* WHAT IS EXPECTED:
Retype the full set of records. Keep every character identical.

* ITEMS:
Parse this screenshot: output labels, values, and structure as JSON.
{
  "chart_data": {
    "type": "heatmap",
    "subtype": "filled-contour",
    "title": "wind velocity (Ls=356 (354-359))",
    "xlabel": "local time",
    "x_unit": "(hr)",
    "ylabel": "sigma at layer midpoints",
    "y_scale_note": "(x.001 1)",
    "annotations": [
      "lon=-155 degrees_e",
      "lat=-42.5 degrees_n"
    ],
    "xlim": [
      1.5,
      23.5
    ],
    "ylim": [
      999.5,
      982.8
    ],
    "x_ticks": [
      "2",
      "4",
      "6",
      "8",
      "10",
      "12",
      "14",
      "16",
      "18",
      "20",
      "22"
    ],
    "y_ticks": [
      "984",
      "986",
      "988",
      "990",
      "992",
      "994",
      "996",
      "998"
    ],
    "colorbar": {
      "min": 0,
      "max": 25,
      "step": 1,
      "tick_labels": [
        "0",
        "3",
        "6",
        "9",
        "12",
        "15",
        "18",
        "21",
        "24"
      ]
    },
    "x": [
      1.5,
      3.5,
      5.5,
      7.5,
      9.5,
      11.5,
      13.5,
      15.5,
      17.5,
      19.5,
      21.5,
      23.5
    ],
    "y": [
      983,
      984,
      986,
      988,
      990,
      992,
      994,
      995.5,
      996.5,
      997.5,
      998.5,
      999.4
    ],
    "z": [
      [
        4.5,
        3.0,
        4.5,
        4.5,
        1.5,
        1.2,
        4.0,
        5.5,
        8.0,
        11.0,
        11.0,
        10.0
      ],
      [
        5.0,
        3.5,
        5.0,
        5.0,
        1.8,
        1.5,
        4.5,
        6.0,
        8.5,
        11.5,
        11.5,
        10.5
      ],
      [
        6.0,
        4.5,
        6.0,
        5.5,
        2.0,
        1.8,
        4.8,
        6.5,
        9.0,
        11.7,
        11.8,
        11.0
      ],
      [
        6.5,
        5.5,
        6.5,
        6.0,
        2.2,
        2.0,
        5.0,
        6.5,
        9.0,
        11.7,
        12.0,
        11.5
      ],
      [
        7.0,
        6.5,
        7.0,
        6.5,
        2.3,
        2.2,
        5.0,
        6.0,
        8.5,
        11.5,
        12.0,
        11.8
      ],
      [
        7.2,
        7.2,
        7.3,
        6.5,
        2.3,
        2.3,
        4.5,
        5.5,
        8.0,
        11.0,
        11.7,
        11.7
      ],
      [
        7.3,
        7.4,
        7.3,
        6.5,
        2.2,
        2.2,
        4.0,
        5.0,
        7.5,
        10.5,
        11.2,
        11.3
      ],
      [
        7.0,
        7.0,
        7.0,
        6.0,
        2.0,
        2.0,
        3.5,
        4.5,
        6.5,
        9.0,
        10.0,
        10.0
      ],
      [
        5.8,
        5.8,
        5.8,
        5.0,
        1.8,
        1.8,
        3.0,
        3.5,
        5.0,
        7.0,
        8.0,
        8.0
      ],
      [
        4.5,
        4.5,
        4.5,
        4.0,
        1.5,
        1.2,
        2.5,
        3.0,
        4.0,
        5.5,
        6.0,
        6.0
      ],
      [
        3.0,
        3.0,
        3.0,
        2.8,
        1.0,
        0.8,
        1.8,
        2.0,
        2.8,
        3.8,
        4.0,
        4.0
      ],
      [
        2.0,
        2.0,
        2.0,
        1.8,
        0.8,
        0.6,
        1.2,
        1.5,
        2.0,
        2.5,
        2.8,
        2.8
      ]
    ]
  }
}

* WORKED ANSWER:
Parse this screenshot: output labels, values, and structure as JSON.
{
  "chart_data": {
    "type": "heatmap",
    "subtype": "filled-contour",
    "title": "wind velocity (Ls=356 (354-359))",
    "xlabel": "local time",
    "x_unit": "(hr)",
    "ylabel": "sigma at layer midpoints",
    "y_scale_note": "(x.001 1)",
    "annotations": [
      "lon=-155 degrees_e",
      "lat=-42.5 degrees_n"
    ],
    "xlim": [
      1.5,
      23.5
    ],
    "ylim": [
      999.5,
      982.8
    ],
    "x_ticks": [
      "2",
      "4",
      "6",
      "8",
      "10",
      "12",
      "14",
      "16",
      "18",
      "20",
      "22"
    ],
    "y_ticks": [
      "984",
      "986",
      "988",
      "990",
      "992",
      "994",
      "996",
      "998"
    ],
    "colorbar": {
      "min": 0,
      "max": 25,
      "step": 1,
      "tick_labels": [
        "0",
        "3",
        "6",
        "9",
        "12",
        "15",
        "18",
        "21",
        "24"
      ]
    },
    "x": [
      1.5,
      3.5,
      5.5,
      7.5,
      9.5,
      11.5,
      13.5,
      15.5,
      17.5,
      19.5,
      21.5,
      23.5
    ],
    "y": [
      983,
      984,
      986,
      988,
      990,
      992,
      994,
      995.5,
      996.5,
      997.5,
      998.5,
      999.4
    ],
    "z": [
      [
        4.5,
        3.0,
        4.5,
        4.5,
        1.5,
        1.2,
        4.0,
        5.5,
        8.0,
        11.0,
        11.0,
        10.0
      ],
      [
        5.0,
        3.5,
        5.0,
        5.0,
        1.8,
        1.5,
        4.5,
        6.0,
        8.5,
        11.5,
        11.5,
        10.5
      ],
      [
        6.0,
        4.5,
        6.0,
        5.5,
        2.0,
        1.8,
        4.8,
        6.5,
        9.0,
        11.7,
        11.8,
        11.0
      ],
      [
        6.5,
        5.5,
        6.5,
        6.0,
        2.2,
        2.0,
        5.0,
        6.5,
        9.0,
        11.7,
        12.0,
        11.5
      ],
      [
        7.0,
        6.5,
        7.0,
        6.5,
        2.3,
        2.2,
        5.0,
        6.0,
        8.5,
        11.5,
        12.0,
        11.8
      ],
      [
        7.2,
        7.2,
        7.3,
        6.5,
        2.3,
        2.3,
        4.5,
        5.5,
        8.0,
        11.0,
        11.7,
        11.7
      ],
      [
        7.3,
        7.4,
        7.3,
        6.5,
        2.2,
        2.2,
        4.0,
        5.0,
        7.5,
        10.5,
        11.2,
        11.3
      ],
      [
        7.0,
        7.0,
        7.0,
        6.0,
        2.0,
        2.0,
        3.5,
        4.5,
        6.5,
        9.0,
        10.0,
        10.0
      ],
      [
        5.8,
        5.8,
        5.8,
        5.0,
        1.8,
        1.8,
        3.0,
        3.5,
        5.0,
        7.0,
        8.0,
        8.0
      ],
      [
        4.5,
        4.5,
        4.5,
        4.0,
        1.5,
        1.2,
        2.5,
        3.0,
        4.0,
        5.5,
        6.0,
        6.0
      ],
      [
        3.0,
        3.0,
        3.0,
        2.8,
        1.0,
        0.8,
        1.8,
        2.0,
        2.8,
        3.8,
        4.0,
        4.0
      ],
      [
        2.0,
        2.0,
        2.0,
        1.8,
        0.8,
        0.6,
        1.2,
        1.5,
        2.0,
        2.5,
        2.8,
        2.8
      ]
    ]
  }
}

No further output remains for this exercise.